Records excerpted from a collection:
---

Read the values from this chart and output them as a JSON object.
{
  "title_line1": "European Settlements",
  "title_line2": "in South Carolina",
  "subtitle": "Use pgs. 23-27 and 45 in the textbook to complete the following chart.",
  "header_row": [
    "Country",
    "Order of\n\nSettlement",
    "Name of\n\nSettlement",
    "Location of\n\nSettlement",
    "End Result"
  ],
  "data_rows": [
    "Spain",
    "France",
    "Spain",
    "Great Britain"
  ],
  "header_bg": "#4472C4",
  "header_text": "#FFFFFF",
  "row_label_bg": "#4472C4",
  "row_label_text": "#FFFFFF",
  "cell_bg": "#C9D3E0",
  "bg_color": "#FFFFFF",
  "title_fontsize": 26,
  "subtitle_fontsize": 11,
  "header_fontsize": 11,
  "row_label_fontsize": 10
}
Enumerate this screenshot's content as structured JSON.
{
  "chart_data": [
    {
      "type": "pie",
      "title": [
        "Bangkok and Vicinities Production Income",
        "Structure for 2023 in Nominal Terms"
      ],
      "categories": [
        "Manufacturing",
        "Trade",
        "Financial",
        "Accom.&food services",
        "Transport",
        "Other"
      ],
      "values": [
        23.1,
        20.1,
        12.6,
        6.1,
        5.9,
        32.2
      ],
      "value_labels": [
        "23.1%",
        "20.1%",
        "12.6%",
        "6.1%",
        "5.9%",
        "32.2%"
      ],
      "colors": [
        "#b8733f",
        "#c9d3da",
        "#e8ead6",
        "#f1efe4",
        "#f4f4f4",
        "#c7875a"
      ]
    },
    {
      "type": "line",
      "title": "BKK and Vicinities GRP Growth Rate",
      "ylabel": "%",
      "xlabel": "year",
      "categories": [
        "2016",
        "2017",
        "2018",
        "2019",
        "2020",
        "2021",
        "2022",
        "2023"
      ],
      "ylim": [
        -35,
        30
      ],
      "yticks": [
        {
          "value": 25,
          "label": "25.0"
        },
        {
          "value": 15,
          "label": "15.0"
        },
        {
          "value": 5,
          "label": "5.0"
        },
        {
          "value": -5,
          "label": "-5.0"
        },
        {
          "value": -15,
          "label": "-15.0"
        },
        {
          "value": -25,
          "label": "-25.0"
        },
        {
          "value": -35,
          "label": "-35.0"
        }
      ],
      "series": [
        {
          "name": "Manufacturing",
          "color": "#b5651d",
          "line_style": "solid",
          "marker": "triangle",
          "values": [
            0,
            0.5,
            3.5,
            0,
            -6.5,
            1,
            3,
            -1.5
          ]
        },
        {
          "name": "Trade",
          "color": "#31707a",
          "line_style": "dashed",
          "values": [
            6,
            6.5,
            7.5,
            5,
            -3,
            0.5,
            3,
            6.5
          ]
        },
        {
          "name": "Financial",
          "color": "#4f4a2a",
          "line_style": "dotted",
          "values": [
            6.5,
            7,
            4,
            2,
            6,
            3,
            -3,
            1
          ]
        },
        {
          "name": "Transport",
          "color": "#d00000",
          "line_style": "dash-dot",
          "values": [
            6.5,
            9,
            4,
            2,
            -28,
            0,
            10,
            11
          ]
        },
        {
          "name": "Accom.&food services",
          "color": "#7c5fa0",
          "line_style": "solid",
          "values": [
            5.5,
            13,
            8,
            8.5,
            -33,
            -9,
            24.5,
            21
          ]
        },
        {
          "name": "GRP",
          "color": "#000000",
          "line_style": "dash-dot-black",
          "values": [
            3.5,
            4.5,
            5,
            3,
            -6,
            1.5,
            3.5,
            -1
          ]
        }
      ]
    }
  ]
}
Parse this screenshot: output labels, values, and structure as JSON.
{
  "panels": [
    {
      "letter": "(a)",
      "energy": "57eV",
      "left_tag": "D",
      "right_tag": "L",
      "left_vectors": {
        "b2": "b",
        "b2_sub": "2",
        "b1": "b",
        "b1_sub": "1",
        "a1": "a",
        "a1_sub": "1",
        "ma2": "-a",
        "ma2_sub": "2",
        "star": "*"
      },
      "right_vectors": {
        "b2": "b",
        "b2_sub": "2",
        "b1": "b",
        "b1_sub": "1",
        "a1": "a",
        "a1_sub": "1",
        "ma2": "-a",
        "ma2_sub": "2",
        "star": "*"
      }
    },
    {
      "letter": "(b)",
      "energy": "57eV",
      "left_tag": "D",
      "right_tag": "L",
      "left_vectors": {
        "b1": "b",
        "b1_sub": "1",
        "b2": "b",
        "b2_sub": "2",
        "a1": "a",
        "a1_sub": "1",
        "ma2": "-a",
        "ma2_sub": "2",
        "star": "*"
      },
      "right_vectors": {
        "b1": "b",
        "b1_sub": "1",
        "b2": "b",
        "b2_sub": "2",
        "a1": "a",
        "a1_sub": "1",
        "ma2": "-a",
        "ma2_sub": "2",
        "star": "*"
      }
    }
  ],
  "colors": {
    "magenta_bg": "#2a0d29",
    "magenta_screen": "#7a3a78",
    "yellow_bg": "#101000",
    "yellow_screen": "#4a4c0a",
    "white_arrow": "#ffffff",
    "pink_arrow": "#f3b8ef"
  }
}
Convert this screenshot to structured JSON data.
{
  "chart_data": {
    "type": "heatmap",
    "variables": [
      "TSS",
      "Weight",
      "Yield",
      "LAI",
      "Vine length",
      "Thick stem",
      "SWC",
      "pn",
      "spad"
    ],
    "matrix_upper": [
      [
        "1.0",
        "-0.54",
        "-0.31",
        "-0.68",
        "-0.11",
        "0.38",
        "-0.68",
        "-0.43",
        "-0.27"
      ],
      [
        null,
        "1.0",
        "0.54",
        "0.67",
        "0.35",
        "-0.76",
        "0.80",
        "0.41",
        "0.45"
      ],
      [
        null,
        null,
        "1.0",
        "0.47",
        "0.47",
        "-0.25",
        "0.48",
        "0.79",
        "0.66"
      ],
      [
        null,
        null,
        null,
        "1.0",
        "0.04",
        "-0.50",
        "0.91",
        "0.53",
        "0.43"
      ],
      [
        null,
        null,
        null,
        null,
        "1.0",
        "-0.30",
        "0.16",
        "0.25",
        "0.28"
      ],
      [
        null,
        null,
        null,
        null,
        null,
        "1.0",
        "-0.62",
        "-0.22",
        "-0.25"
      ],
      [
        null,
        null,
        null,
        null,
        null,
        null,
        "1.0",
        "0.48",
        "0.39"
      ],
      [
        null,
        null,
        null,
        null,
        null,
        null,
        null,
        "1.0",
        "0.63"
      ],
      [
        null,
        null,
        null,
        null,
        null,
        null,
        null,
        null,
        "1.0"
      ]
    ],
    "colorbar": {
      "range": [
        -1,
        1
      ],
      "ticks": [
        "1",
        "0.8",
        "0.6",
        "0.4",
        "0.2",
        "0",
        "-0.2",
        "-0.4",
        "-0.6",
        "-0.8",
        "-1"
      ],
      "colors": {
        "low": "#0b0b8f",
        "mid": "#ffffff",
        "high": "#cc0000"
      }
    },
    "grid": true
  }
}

---

→ **GOAL**:
Report how many lines in the records hold the word "output", giving the number and nothing else.

→ **RIGHT ANSWER**:
2